▸ REQUIRED WORK: List each line in which the string "name" appears.

(Dataset entries)
========================================
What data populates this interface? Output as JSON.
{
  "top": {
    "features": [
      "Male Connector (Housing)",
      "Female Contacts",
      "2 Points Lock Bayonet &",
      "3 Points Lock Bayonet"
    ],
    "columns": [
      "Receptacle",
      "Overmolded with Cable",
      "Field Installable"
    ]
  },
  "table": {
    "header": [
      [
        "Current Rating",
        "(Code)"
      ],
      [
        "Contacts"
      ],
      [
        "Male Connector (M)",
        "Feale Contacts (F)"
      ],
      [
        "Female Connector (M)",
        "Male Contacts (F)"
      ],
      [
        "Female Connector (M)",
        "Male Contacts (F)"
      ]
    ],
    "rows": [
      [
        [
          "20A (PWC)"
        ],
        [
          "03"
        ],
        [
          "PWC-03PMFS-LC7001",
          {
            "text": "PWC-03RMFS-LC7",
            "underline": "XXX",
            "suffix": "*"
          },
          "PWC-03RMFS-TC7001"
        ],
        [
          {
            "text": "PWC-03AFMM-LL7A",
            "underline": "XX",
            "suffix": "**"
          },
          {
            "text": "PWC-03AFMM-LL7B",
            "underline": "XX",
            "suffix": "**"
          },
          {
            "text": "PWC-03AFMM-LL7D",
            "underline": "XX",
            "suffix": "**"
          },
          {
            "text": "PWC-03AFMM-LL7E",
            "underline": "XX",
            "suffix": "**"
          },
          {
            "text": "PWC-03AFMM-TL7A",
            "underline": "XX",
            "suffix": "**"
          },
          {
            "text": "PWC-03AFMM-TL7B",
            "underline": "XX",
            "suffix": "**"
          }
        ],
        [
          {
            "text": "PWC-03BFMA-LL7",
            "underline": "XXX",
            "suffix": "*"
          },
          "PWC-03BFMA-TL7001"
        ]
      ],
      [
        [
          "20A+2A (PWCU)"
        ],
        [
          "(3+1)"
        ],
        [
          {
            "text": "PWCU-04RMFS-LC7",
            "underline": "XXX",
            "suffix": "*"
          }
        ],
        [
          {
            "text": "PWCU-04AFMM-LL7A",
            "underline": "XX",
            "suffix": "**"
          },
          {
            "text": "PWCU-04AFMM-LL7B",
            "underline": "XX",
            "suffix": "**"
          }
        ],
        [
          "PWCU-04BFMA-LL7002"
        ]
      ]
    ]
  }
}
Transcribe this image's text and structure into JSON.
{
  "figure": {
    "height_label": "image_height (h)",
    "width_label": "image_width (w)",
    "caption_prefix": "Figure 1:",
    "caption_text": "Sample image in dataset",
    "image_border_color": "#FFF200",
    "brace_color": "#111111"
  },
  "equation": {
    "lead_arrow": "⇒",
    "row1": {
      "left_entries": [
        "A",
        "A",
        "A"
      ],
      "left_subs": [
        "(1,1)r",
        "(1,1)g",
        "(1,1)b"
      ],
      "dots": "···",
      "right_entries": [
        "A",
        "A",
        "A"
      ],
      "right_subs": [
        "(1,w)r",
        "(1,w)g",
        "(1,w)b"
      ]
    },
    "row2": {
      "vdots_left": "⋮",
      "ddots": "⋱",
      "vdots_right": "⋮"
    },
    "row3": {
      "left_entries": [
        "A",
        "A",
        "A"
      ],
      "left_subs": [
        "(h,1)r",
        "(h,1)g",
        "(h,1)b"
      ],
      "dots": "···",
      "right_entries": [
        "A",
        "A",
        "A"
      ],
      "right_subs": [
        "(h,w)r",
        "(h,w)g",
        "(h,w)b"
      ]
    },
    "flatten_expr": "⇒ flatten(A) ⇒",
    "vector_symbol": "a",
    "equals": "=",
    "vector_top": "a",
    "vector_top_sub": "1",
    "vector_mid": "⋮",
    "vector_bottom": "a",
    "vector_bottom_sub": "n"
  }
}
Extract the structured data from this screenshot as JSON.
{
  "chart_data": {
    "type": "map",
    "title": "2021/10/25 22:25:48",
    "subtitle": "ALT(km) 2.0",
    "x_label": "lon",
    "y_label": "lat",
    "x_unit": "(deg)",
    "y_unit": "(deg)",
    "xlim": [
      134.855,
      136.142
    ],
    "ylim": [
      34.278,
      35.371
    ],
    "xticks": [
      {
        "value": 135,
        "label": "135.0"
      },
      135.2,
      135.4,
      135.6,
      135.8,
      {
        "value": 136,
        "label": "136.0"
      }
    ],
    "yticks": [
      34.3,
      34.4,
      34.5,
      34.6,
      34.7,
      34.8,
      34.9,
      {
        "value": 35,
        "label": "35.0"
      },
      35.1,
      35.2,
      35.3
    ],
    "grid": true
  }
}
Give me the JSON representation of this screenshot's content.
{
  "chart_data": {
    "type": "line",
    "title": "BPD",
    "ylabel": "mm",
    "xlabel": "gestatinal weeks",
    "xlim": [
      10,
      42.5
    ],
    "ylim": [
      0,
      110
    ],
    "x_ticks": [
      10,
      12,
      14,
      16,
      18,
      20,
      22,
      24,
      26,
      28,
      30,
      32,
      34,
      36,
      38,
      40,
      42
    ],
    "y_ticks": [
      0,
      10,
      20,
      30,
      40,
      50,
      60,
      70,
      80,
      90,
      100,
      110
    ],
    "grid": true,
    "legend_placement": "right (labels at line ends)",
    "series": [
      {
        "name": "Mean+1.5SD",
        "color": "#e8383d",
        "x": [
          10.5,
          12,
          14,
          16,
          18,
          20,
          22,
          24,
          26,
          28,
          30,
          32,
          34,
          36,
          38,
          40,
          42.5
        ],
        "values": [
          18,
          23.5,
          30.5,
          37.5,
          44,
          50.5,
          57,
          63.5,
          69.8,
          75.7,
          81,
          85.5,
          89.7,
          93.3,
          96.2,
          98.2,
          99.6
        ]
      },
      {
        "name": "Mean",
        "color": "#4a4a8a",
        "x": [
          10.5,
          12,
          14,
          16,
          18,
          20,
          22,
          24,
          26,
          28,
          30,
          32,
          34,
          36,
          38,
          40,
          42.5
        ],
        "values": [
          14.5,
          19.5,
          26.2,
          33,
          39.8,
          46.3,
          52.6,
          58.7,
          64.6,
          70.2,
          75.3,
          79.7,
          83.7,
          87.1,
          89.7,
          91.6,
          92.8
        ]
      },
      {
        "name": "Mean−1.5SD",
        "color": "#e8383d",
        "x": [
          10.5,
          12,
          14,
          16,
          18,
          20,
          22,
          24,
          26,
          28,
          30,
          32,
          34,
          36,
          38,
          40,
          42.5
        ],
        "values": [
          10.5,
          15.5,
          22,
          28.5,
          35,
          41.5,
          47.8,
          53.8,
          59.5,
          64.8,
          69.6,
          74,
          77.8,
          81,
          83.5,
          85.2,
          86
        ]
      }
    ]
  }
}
========================================
▸ COMPLETE OUTPUT:
        "name": "Mean+1.5SD",
        "name": "Mean",
        "name": "Mean−1.5SD",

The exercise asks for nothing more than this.